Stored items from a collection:
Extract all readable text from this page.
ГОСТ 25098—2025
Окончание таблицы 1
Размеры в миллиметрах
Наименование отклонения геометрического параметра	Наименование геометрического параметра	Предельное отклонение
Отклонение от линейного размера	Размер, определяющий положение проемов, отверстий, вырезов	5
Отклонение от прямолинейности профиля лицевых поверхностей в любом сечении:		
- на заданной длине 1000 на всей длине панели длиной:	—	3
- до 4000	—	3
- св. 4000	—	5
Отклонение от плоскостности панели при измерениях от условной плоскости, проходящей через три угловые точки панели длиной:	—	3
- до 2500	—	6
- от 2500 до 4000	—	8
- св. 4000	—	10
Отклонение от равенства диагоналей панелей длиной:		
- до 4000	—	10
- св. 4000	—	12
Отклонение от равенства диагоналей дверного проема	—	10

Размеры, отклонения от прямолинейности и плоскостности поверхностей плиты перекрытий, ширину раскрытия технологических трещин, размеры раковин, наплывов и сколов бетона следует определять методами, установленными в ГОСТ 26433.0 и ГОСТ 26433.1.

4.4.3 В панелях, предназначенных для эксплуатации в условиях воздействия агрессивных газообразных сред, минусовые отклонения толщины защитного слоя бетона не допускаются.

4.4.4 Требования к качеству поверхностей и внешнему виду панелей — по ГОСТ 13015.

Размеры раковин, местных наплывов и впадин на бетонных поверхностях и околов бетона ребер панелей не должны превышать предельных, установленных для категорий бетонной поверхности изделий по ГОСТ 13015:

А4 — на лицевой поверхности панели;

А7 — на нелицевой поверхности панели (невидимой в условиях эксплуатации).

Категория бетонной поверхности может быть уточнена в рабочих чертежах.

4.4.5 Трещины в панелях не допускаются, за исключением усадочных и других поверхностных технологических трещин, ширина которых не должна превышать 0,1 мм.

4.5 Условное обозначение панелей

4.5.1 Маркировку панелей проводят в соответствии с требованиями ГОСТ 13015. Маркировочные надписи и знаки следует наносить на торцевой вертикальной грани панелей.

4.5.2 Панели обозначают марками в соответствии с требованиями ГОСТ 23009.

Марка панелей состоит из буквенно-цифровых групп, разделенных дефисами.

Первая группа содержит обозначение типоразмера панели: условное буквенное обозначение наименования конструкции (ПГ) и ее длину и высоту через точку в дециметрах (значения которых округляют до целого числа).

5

**Directions for this task**
Exactly reproduce every line of the data above.

**Reply**
Extract all readable text from this page.
ГОСТ 25098—2025
Окончание таблицы 1
Размеры в миллиметрах
Наименование отклонения геометрического параметра	Наименование геометрического параметра	Предельное отклонение
Отклонение от линейного размера	Размер, определяющий положение проемов, отверстий, вырезов	5
Отклонение от прямолинейности профиля лицевых поверхностей в любом сечении:		
- на заданной длине 1000 на всей длине панели длиной:	—	3
- до 4000	—	3
- св. 4000	—	5
Отклонение от плоскостности панели при измерениях от условной плоскости, проходящей через три угловые точки панели длиной:	—	3
- до 2500	—	6
- от 2500 до 4000	—	8
- св. 4000	—	10
Отклонение от равенства диагоналей панелей длиной:		
- до 4000	—	10
- св. 4000	—	12
Отклонение от равенства диагоналей дверного проема	—	10

Размеры, отклонения от прямолинейности и плоскостности поверхностей плиты перекрытий, ширину раскрытия технологических трещин, размеры раковин, наплывов и сколов бетона следует определять методами, установленными в ГОСТ 26433.0 и ГОСТ 26433.1.

4.4.3 В панелях, предназначенных для эксплуатации в условиях воздействия агрессивных газообразных сред, минусовые отклонения толщины защитного слоя бетона не допускаются.

4.4.4 Требования к качеству поверхностей и внешнему виду панелей — по ГОСТ 13015.

Размеры раковин, местных наплывов и впадин на бетонных поверхностях и околов бетона ребер панелей не должны превышать предельных, установленных для категорий бетонной поверхности изделий по ГОСТ 13015:

А4 — на лицевой поверхности панели;

А7 — на нелицевой поверхности панели (невидимой в условиях эксплуатации).

Категория бетонной поверхности может быть уточнена в рабочих чертежах.

4.4.5 Трещины в панелях не допускаются, за исключением усадочных и других поверхностных технологических трещин, ширина которых не должна превышать 0,1 мм.

4.5 Условное обозначение панелей

4.5.1 Маркировку панелей проводят в соответствии с требованиями ГОСТ 13015. Маркировочные надписи и знаки следует наносить на торцевой вертикальной грани панелей.

4.5.2 Панели обозначают марками в соответствии с требованиями ГОСТ 23009.

Марка панелей состоит из буквенно-цифровых групп, разделенных дефисами.

Первая группа содержит обозначение типоразмера панели: условное буквенное обозначение наименования конструкции (ПГ) и ее длину и высоту через точку в дециметрах (значения которых округляют до целого числа).

5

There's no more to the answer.